_EXERCISE BRIEF_
Look through the data below and report how many lines include "operations". Only the number should be given.

_RECORDS TO PROCESS_
"""
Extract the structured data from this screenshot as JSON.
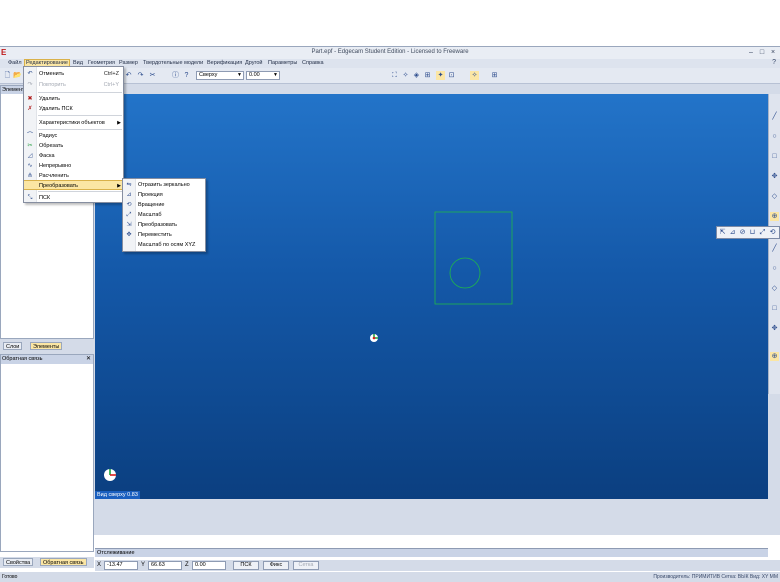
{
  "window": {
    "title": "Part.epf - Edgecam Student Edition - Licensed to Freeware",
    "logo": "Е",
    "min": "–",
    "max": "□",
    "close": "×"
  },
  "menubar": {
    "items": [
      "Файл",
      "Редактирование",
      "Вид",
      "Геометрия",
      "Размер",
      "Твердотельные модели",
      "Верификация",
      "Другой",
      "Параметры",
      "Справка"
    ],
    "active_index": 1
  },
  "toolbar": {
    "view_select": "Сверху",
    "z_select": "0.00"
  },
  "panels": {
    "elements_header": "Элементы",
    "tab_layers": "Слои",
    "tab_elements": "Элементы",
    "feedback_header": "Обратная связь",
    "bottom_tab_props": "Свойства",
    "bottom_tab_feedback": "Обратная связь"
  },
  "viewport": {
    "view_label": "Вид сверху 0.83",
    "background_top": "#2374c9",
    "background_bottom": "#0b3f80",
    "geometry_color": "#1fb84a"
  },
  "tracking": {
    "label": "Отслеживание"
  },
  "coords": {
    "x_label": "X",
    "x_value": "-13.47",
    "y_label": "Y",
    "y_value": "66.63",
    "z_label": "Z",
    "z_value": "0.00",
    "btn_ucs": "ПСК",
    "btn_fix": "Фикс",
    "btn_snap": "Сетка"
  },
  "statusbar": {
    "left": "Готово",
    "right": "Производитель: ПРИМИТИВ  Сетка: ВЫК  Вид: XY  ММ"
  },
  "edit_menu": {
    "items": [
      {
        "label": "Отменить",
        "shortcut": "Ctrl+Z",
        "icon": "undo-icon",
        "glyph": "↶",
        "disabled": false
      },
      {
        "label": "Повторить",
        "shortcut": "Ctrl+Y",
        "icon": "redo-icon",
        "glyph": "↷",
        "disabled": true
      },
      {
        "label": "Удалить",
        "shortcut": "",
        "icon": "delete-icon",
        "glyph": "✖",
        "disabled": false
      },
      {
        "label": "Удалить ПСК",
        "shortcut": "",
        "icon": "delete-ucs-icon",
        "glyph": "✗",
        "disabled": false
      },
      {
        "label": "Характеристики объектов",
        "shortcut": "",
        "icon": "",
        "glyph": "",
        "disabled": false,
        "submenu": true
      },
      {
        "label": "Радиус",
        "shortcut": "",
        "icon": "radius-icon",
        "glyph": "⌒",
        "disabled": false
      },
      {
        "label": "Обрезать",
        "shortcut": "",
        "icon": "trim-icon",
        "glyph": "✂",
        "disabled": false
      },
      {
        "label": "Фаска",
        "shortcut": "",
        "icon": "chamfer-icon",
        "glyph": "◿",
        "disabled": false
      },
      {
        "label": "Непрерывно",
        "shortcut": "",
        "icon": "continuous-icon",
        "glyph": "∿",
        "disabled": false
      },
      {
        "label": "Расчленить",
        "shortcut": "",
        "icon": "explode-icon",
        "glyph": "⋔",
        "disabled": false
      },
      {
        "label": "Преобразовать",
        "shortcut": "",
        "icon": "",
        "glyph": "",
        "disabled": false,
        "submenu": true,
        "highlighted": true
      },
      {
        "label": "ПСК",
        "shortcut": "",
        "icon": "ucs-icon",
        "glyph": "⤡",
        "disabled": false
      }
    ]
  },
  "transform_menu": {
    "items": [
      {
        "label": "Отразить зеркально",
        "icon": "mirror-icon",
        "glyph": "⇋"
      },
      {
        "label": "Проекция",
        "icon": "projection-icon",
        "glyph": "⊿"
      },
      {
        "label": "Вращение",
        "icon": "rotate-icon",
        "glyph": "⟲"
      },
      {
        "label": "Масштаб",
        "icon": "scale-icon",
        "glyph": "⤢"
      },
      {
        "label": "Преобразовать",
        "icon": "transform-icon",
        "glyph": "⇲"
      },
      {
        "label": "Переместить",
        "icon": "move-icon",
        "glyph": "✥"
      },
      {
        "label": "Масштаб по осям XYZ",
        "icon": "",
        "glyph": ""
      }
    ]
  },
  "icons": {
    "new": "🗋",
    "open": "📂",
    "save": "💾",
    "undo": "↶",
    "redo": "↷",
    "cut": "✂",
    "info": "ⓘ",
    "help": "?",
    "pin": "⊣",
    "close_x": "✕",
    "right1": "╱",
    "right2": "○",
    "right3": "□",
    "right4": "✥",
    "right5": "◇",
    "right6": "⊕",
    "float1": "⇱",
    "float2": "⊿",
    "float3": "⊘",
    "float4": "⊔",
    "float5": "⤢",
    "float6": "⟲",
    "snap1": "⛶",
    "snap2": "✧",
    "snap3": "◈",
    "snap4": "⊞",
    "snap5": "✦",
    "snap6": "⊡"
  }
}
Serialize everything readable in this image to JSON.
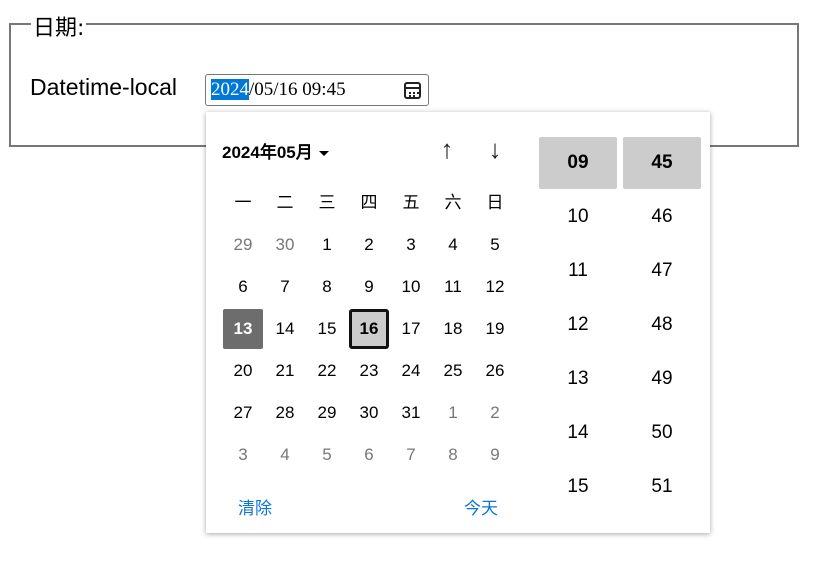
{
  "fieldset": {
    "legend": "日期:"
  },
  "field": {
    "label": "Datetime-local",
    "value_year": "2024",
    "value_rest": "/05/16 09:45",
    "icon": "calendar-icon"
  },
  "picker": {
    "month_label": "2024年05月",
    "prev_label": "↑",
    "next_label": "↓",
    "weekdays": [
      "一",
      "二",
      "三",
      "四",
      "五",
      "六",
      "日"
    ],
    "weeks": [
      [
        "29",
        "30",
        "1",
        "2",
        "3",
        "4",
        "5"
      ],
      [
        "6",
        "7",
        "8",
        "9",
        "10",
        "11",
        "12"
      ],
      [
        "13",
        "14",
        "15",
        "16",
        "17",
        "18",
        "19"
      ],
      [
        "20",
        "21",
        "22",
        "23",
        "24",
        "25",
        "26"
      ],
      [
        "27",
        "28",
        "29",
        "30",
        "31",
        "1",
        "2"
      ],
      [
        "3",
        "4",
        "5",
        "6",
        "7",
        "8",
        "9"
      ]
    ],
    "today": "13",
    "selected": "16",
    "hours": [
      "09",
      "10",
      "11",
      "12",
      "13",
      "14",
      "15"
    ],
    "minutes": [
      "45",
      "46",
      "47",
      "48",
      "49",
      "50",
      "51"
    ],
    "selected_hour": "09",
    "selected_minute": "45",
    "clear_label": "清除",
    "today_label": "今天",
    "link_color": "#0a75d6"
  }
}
"""
"""
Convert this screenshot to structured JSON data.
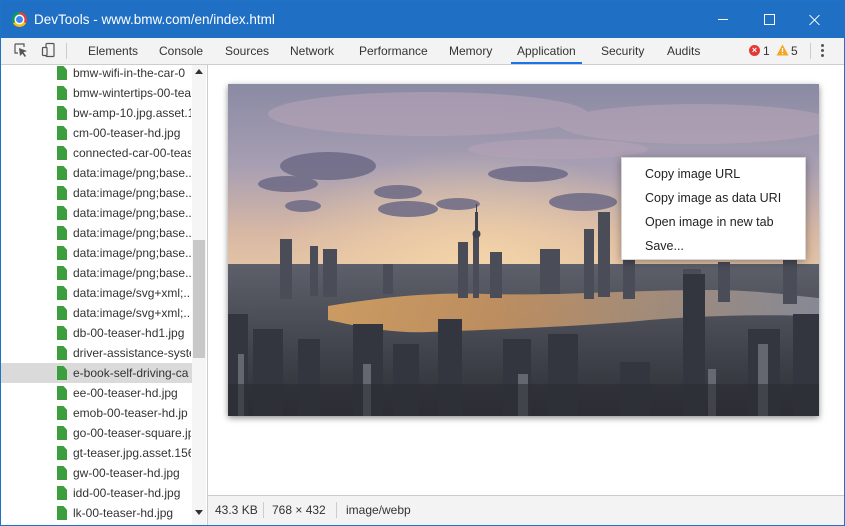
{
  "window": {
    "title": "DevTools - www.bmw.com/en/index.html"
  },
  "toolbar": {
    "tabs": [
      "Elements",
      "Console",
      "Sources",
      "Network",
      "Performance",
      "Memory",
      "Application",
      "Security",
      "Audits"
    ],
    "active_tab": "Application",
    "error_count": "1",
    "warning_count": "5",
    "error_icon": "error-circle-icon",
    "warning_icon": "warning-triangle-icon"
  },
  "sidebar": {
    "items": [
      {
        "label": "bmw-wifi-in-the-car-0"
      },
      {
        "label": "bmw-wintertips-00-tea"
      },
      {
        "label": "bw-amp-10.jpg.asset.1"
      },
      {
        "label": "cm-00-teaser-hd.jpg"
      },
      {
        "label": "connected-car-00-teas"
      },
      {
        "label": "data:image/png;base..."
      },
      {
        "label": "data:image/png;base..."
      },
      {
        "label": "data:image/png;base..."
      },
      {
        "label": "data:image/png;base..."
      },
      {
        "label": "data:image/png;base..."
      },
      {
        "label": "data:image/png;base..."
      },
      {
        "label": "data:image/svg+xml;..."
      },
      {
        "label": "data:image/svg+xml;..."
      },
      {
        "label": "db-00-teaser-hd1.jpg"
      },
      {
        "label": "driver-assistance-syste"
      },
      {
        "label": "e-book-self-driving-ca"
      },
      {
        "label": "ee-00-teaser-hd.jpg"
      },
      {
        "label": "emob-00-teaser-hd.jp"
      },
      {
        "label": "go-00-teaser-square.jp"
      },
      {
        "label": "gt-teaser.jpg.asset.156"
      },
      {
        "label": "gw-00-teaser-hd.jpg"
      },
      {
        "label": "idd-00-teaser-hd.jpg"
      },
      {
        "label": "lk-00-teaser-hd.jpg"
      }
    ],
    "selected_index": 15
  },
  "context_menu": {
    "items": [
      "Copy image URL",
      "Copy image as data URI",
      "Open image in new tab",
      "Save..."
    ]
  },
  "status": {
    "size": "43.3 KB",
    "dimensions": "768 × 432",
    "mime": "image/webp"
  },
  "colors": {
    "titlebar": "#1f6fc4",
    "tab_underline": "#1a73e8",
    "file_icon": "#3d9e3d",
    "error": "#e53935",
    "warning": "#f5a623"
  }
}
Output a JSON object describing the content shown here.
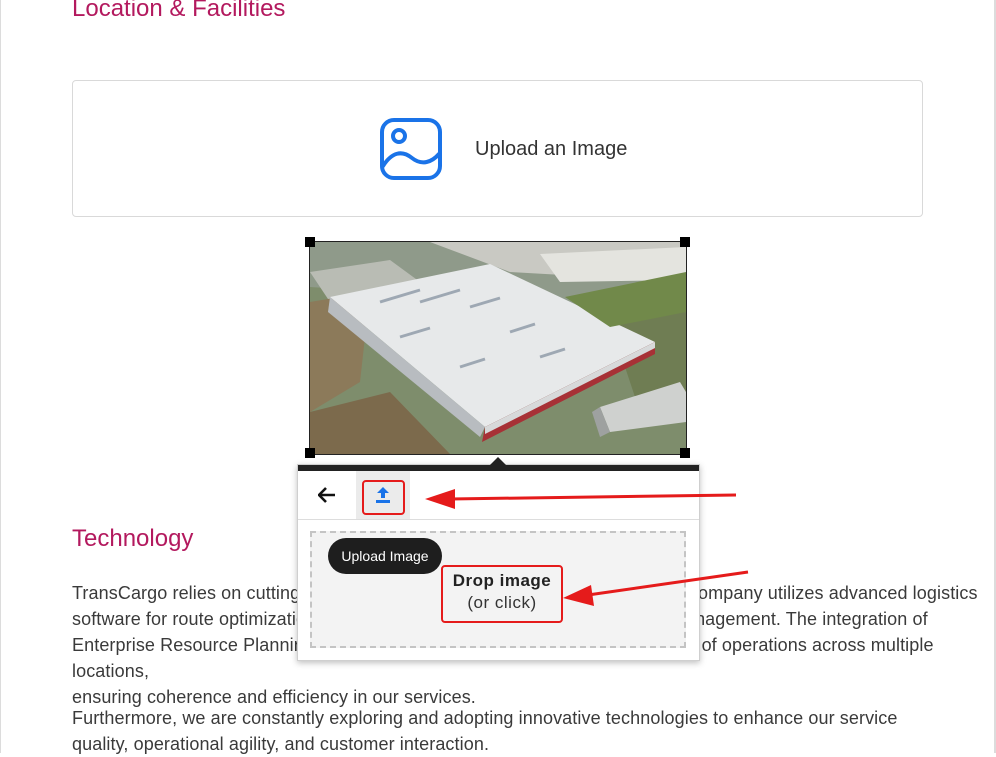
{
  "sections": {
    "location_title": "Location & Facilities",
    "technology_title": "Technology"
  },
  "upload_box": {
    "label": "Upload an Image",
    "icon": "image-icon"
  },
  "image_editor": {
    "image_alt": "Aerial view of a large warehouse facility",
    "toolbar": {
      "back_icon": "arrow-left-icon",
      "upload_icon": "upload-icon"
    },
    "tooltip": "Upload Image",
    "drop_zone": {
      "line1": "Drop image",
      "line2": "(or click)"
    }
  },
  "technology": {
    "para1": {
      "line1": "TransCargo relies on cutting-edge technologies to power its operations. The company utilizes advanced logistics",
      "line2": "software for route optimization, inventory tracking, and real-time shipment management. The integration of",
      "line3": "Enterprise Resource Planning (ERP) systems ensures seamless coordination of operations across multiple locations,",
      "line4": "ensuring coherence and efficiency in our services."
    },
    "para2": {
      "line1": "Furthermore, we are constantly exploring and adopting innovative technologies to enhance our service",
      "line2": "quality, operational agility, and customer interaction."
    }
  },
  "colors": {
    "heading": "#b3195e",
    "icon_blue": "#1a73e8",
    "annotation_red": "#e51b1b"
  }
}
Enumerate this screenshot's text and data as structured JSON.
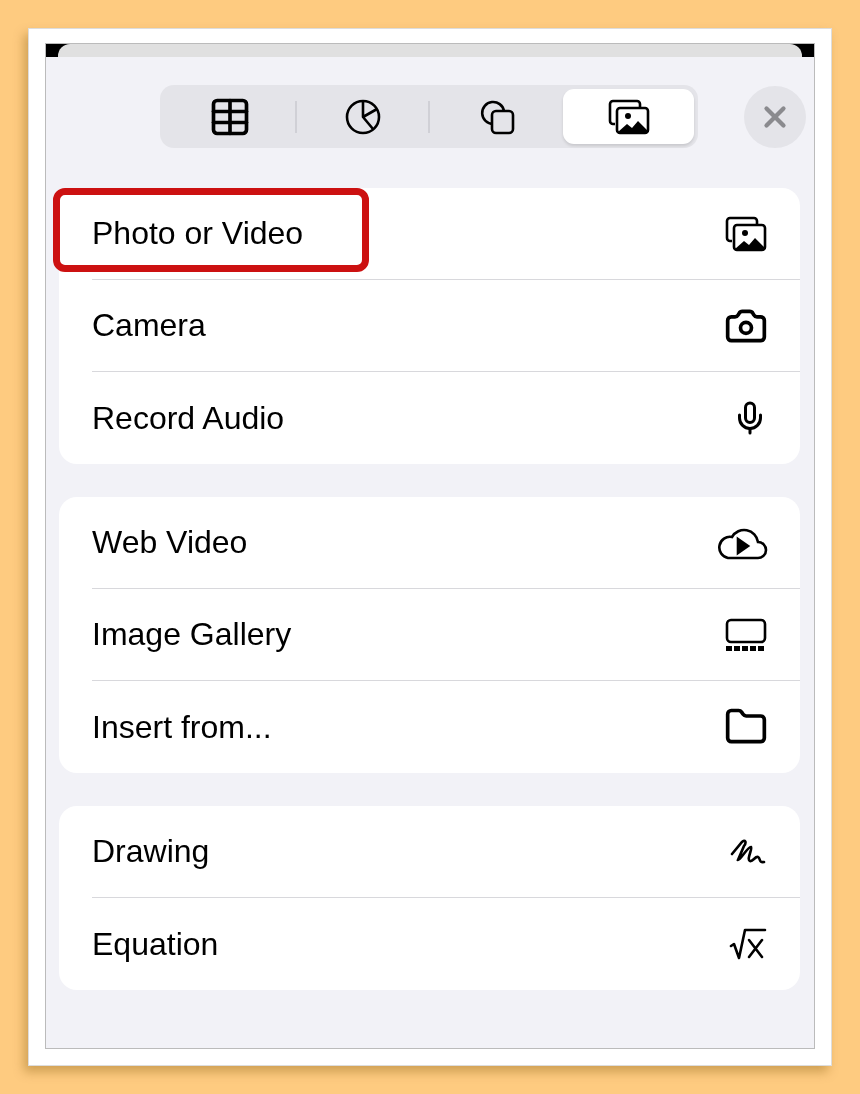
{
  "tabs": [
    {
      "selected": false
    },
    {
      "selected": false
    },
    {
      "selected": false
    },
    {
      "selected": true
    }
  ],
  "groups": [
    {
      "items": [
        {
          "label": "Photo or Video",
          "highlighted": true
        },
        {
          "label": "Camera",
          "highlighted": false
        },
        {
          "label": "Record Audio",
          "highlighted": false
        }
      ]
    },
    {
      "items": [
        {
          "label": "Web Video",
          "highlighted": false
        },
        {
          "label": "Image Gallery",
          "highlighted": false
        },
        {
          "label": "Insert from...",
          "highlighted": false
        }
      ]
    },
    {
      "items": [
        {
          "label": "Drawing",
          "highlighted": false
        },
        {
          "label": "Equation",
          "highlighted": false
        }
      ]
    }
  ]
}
"""
_ANSWER BELOW_
2